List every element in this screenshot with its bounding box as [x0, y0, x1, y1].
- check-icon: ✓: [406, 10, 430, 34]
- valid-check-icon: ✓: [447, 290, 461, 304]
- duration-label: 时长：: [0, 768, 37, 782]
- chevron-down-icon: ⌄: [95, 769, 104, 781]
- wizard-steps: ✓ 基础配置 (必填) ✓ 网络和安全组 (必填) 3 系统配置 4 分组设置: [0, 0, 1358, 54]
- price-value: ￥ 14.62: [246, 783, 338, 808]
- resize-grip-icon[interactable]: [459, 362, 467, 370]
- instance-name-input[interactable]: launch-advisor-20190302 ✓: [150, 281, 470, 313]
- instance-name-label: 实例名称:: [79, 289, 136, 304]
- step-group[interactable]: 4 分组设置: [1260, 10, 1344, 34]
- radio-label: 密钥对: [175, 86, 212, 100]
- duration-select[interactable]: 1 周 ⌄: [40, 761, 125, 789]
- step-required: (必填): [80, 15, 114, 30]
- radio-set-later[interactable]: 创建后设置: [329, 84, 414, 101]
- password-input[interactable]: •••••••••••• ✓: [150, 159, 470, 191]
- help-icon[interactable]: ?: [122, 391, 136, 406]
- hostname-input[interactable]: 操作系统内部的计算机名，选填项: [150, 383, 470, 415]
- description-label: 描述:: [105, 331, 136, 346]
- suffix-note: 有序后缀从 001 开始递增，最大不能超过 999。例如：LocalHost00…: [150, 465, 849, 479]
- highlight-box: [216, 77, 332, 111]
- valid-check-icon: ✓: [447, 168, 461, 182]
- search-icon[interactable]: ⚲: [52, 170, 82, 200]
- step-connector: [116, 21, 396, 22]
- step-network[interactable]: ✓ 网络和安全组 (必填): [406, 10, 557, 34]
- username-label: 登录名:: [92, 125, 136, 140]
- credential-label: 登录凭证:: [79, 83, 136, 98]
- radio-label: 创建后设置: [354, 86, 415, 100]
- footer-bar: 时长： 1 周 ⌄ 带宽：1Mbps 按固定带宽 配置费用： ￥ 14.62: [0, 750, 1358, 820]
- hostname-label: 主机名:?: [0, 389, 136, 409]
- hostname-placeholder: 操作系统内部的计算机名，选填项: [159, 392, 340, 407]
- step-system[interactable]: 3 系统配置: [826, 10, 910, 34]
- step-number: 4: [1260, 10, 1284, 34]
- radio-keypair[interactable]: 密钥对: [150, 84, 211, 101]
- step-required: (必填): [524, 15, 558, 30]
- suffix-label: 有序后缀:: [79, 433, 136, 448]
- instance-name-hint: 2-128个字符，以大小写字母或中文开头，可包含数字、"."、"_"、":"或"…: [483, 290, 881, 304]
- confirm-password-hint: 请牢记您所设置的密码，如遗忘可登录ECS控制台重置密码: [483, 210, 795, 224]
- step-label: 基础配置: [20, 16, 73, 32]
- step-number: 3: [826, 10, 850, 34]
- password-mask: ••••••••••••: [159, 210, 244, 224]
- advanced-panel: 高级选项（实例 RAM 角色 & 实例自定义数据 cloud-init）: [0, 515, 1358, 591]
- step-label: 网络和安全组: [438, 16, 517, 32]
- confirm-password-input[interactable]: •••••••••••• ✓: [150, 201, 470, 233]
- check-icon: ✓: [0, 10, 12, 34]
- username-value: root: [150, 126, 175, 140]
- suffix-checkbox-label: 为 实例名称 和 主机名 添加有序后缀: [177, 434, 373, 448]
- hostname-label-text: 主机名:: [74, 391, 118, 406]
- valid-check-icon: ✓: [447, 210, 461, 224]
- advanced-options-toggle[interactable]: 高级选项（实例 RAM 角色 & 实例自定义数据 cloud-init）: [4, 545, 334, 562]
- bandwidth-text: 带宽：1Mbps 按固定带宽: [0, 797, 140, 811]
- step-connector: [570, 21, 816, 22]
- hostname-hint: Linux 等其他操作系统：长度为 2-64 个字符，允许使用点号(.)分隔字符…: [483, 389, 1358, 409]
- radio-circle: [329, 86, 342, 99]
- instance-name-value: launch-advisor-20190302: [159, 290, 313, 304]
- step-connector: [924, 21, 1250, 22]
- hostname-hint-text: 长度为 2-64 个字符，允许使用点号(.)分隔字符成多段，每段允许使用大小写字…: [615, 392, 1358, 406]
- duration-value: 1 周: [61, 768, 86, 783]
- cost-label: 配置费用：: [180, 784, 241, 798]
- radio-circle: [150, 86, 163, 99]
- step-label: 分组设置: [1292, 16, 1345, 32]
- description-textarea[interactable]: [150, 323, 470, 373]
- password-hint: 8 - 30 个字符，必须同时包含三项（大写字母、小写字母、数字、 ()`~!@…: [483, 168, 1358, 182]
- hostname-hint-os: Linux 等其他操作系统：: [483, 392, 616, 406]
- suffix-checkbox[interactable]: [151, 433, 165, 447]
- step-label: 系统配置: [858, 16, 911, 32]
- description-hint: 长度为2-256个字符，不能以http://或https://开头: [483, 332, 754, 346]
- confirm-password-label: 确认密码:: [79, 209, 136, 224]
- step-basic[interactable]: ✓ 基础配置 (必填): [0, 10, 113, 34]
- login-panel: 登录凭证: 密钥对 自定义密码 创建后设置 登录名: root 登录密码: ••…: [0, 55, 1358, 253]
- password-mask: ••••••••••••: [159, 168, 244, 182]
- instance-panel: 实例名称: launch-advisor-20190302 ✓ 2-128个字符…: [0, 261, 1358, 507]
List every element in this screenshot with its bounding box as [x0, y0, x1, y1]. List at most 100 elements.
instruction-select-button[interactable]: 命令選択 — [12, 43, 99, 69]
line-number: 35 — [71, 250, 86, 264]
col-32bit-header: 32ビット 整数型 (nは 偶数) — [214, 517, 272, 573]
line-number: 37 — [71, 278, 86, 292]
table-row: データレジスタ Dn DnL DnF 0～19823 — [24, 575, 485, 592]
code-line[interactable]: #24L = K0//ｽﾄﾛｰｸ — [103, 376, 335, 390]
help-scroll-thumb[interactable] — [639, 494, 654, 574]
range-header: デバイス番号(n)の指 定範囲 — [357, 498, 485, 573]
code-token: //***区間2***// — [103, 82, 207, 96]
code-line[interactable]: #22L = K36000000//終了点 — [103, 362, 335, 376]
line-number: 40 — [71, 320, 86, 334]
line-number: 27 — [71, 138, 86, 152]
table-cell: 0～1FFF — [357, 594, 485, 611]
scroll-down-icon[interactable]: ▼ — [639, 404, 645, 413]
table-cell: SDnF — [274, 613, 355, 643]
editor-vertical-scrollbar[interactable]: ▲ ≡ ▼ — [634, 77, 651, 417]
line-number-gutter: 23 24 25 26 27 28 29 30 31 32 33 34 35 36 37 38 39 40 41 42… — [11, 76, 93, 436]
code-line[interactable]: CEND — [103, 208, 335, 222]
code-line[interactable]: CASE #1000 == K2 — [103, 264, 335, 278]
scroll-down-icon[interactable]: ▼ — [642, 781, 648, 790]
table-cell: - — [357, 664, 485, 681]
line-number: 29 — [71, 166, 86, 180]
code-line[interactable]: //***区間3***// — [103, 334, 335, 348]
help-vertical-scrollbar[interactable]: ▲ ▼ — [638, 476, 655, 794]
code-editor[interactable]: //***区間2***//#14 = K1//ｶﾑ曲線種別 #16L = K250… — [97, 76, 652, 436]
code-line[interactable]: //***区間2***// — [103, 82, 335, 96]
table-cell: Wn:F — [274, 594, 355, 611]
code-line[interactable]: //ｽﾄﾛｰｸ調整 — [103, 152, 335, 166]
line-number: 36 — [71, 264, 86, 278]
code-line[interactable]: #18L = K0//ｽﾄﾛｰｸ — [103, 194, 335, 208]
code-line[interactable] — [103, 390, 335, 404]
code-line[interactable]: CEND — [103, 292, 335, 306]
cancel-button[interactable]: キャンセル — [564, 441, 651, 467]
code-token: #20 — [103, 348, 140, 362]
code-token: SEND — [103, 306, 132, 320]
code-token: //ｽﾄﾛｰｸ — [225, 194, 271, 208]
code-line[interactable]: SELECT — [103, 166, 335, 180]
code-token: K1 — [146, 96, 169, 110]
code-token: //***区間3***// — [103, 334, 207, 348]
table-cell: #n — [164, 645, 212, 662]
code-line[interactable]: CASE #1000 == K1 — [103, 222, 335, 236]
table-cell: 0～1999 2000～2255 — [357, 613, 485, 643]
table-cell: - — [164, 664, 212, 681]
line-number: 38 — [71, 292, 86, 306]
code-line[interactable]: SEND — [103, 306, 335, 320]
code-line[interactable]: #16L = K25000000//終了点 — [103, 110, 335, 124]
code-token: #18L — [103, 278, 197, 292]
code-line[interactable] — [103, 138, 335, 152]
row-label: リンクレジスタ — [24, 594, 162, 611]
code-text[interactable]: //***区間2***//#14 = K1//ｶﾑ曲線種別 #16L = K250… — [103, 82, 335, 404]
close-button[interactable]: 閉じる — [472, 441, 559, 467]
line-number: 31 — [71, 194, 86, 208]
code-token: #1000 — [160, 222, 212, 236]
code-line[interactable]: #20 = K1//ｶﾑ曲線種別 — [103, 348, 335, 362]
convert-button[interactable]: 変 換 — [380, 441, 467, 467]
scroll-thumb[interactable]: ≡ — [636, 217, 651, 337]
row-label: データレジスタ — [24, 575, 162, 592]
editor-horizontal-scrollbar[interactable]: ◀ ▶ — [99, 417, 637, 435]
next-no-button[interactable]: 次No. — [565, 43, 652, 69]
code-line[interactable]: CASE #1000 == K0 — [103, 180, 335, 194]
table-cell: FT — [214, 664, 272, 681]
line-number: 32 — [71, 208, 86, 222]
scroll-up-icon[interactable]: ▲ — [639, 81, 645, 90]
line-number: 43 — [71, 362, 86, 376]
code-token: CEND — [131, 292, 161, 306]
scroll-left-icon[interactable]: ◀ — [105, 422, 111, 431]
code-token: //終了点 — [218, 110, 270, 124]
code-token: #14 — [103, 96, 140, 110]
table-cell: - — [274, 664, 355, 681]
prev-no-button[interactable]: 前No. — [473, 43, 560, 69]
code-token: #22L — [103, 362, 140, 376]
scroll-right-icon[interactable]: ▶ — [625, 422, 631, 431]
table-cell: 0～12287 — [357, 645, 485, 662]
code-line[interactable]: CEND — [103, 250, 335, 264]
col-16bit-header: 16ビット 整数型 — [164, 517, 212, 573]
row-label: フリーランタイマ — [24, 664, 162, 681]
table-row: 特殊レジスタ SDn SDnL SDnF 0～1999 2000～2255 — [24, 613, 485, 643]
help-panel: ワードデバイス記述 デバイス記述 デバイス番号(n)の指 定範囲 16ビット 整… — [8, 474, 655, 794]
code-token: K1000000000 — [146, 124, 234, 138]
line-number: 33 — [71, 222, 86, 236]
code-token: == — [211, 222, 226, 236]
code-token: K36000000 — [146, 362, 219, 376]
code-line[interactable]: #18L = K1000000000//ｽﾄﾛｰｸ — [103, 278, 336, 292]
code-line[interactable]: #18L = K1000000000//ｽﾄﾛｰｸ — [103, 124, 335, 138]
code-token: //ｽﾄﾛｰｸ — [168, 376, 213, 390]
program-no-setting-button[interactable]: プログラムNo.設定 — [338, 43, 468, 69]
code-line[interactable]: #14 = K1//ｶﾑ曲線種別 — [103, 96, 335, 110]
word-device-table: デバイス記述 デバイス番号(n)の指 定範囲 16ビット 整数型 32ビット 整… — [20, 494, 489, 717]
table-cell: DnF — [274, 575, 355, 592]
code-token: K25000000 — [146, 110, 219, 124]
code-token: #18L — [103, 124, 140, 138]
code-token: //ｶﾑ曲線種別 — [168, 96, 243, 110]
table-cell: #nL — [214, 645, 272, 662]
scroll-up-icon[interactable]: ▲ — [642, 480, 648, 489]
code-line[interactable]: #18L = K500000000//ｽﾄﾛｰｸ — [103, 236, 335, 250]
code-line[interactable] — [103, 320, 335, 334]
────
• REQUEST: Tally the lines of the records that contain the string "duration" and give only the number.

• CORRECT RESULT: 3